> [Exercise task]: Gather the lines below that include the string "text", copying each in full.

> [Information shown]:
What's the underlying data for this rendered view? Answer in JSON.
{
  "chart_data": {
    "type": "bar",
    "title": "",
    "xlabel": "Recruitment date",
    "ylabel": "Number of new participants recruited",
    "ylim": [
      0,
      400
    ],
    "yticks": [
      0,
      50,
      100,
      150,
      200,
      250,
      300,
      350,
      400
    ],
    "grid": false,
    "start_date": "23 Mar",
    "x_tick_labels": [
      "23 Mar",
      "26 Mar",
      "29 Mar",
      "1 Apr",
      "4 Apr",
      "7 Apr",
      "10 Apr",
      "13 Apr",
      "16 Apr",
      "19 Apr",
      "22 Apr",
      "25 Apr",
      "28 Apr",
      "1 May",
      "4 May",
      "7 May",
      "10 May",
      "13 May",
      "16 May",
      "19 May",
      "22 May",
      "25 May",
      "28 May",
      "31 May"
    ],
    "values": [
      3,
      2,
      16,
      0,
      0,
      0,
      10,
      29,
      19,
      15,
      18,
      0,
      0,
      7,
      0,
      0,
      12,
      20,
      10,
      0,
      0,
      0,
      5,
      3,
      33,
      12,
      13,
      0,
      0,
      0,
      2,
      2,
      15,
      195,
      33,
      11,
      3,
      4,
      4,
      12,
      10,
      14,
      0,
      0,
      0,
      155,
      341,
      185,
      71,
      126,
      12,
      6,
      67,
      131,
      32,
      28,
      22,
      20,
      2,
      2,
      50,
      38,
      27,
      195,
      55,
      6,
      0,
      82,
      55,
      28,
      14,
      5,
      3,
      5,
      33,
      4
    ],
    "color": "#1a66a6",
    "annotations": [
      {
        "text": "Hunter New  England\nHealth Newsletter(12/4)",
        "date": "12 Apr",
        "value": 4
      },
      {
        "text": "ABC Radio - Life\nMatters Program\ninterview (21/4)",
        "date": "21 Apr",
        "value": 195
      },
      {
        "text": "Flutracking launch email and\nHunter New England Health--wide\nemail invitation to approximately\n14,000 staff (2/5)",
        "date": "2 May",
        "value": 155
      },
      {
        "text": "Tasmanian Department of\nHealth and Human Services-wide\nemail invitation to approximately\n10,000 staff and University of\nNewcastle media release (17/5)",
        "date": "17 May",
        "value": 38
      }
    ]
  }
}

> [Answer]:
        "text": "Hunter New  England\nHealth Newsletter(12/4)",
        "text": "ABC Radio - Life\nMatters Program\ninterview (21/4)",
        "text": "Flutracking launch email and\nHunter New England Health--wide\nemail invitation to approximately\n14,000 staff (2/5)",
        "text": "Tasmanian Department of\nHealth and Human Services-wide\nemail invitation to approximately\n10,000 staff and University of\nNewcastle media release (17/5)",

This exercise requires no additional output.